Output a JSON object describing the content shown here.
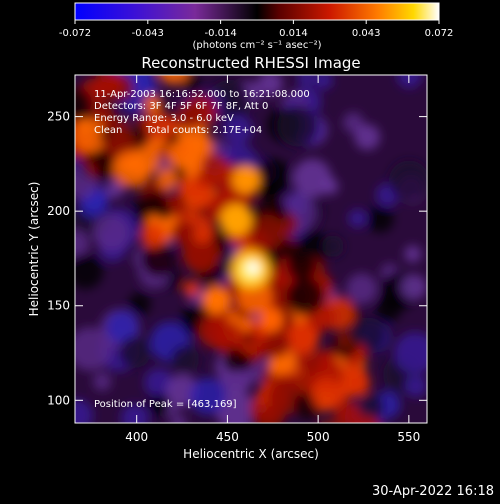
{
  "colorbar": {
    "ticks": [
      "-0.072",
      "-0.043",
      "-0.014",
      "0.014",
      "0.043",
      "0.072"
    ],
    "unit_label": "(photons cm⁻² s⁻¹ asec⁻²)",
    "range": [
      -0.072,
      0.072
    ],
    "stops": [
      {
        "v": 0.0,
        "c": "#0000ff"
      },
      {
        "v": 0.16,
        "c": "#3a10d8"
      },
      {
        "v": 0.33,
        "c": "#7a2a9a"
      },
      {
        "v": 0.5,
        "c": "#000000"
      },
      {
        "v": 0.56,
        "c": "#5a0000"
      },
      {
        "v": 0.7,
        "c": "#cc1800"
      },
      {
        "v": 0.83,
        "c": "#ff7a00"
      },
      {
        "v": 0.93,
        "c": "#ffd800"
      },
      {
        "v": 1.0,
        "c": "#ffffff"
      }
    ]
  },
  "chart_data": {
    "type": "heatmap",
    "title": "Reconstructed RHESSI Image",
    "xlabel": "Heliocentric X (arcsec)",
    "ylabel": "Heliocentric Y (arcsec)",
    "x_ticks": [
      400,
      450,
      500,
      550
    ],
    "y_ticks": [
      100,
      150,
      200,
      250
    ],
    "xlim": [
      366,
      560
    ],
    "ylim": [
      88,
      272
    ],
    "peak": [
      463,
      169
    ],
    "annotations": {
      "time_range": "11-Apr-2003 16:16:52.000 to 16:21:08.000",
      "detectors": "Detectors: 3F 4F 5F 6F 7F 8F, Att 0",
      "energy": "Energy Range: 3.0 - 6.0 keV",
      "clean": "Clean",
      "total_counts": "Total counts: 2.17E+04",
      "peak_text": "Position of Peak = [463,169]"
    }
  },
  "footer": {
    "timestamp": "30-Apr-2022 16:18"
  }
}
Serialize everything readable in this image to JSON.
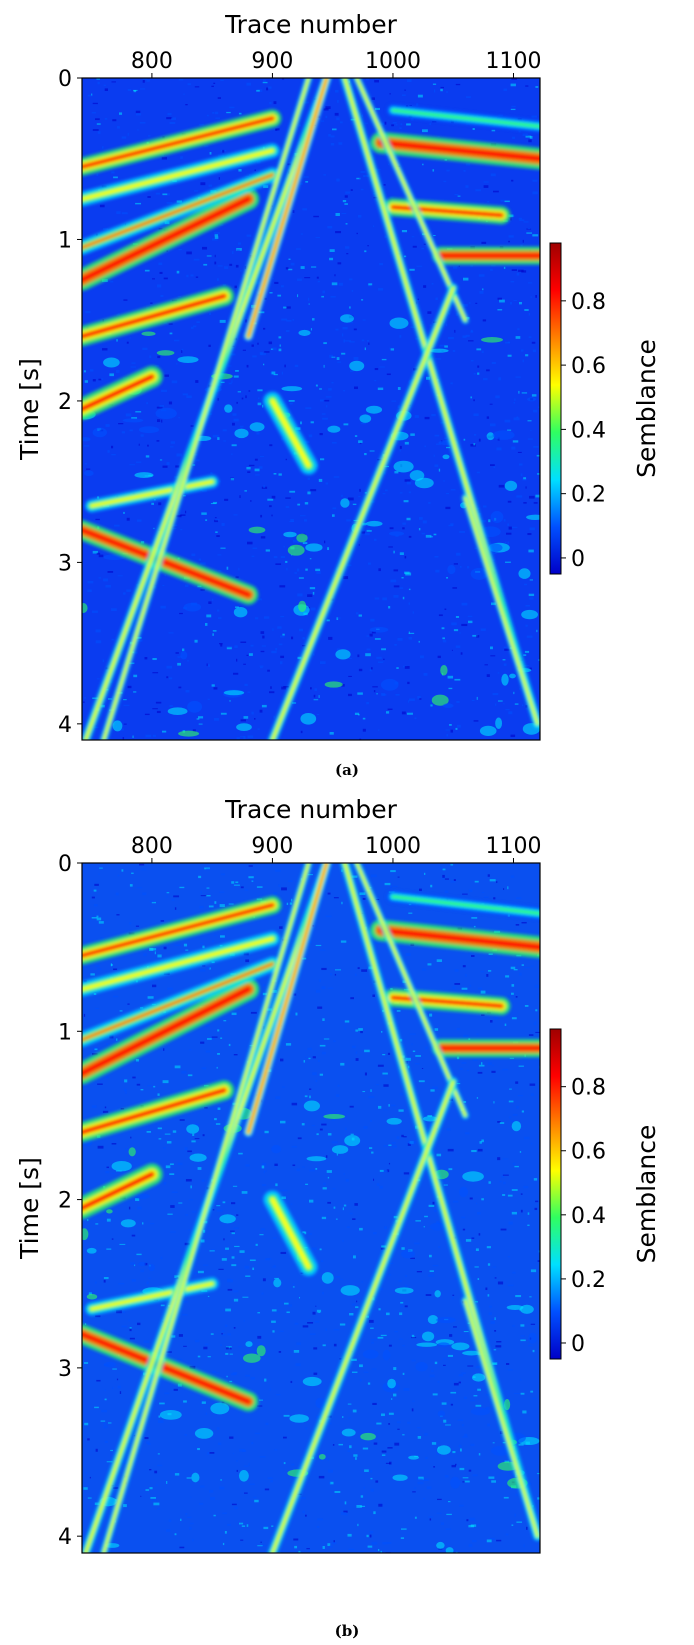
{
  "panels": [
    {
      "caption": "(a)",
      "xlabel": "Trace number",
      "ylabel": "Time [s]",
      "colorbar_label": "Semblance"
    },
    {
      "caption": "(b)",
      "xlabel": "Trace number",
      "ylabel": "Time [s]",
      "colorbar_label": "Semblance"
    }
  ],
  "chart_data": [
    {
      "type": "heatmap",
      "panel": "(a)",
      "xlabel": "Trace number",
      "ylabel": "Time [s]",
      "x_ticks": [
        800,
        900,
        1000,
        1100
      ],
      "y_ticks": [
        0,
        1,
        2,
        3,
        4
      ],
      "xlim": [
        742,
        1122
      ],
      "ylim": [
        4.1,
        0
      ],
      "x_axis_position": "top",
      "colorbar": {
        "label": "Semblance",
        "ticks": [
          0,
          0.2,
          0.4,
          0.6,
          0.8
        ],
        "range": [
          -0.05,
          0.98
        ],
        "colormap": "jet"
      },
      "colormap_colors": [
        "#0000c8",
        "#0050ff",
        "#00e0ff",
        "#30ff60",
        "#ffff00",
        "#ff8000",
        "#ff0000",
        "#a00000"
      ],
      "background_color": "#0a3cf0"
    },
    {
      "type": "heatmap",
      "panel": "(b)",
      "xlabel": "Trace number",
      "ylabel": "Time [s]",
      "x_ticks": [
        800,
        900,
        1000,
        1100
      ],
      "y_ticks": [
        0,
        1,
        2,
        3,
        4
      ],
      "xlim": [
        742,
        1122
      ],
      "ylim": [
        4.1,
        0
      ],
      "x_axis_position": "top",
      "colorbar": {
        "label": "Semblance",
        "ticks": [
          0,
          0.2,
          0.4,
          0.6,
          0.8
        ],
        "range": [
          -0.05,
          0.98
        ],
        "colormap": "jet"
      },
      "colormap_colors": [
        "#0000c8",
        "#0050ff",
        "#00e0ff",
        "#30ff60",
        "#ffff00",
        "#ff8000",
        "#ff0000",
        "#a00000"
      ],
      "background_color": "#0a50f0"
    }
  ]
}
■ ■ ■ ■ ■ ■ ■
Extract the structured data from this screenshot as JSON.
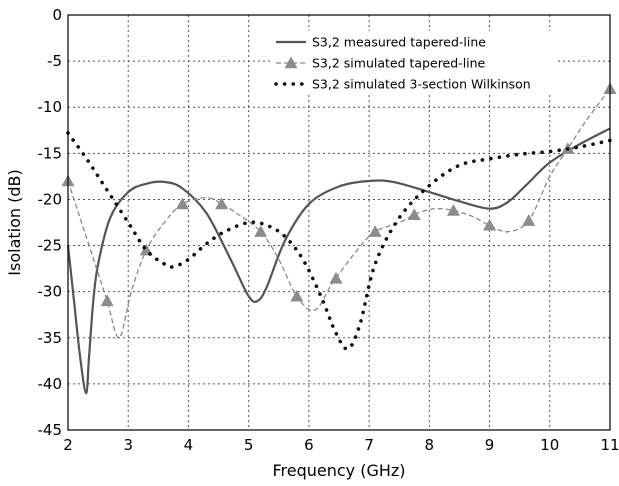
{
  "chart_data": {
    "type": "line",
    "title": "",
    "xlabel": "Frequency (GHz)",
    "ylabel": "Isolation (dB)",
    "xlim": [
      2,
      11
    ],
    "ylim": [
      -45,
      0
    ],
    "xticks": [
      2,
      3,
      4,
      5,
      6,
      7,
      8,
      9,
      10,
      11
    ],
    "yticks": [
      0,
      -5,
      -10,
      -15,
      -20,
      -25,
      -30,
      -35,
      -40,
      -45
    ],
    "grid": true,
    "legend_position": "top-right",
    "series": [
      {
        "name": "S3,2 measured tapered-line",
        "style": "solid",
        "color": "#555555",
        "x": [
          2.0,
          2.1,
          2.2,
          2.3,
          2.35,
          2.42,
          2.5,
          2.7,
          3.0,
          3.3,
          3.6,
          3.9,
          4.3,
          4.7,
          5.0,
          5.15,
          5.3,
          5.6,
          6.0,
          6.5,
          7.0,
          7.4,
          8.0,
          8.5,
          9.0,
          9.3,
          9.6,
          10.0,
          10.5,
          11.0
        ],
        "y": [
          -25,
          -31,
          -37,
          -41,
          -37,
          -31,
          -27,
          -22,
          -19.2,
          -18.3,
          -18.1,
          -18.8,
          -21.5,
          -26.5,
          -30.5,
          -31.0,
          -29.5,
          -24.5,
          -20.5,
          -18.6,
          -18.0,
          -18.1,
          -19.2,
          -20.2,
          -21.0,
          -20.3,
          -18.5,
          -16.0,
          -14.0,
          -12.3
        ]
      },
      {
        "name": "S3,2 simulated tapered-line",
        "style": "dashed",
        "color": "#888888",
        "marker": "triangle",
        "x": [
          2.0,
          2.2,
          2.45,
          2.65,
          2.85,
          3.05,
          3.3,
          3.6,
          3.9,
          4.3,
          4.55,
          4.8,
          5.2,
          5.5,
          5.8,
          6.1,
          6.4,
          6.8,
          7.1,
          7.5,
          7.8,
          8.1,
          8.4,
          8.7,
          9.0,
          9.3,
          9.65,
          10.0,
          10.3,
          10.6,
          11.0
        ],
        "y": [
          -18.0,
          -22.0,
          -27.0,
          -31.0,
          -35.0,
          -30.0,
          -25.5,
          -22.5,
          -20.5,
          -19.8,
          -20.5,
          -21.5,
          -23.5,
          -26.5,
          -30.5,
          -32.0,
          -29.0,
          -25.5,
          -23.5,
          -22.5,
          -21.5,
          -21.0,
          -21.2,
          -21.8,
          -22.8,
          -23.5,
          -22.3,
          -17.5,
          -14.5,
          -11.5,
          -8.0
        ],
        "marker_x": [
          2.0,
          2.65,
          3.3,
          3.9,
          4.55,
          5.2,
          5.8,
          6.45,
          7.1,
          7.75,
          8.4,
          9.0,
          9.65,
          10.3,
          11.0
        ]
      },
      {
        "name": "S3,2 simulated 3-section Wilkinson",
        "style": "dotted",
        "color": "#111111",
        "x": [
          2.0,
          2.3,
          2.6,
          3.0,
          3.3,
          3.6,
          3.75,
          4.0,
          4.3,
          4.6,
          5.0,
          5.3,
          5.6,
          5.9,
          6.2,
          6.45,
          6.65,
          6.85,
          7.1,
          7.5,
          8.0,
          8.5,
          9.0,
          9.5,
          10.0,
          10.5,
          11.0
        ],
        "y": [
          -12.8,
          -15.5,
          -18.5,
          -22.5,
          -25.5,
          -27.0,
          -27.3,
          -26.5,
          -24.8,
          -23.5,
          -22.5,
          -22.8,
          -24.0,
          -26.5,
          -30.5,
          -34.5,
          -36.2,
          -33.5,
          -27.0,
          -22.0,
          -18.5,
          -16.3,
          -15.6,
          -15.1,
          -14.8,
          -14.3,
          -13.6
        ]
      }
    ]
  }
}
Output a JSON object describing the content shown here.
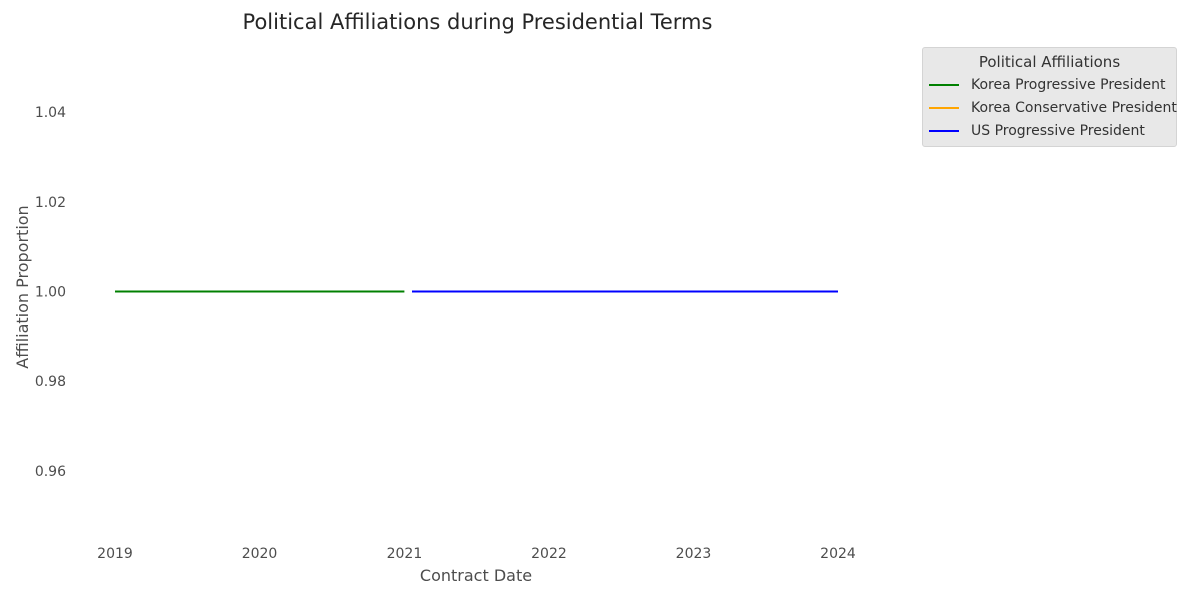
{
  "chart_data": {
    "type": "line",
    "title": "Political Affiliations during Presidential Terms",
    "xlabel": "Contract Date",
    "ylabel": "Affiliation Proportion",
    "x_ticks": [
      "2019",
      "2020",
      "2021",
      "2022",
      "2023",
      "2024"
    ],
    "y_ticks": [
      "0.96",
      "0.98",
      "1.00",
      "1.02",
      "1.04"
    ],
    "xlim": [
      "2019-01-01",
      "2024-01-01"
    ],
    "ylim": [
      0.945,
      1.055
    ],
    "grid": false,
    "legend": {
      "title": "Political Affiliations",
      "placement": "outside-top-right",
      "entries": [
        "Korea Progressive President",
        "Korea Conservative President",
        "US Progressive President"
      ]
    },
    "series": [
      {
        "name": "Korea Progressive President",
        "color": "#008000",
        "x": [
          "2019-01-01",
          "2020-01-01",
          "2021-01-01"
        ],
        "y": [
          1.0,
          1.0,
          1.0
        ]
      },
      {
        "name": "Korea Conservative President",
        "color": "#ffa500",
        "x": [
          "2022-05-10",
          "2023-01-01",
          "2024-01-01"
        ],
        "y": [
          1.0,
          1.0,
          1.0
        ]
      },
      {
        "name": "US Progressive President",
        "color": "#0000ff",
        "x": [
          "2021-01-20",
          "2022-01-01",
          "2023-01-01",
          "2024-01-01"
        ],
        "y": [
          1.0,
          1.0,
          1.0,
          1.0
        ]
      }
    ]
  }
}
■ ■ ■ ■ ■ ■ ■
● **PROBLEM REQUIREMENTS**
Copy every line that includes the string "right" from the material above.

● **TASK SOLUTION**
    "legend_position": "top-right",
      "placement": "outside-top-right",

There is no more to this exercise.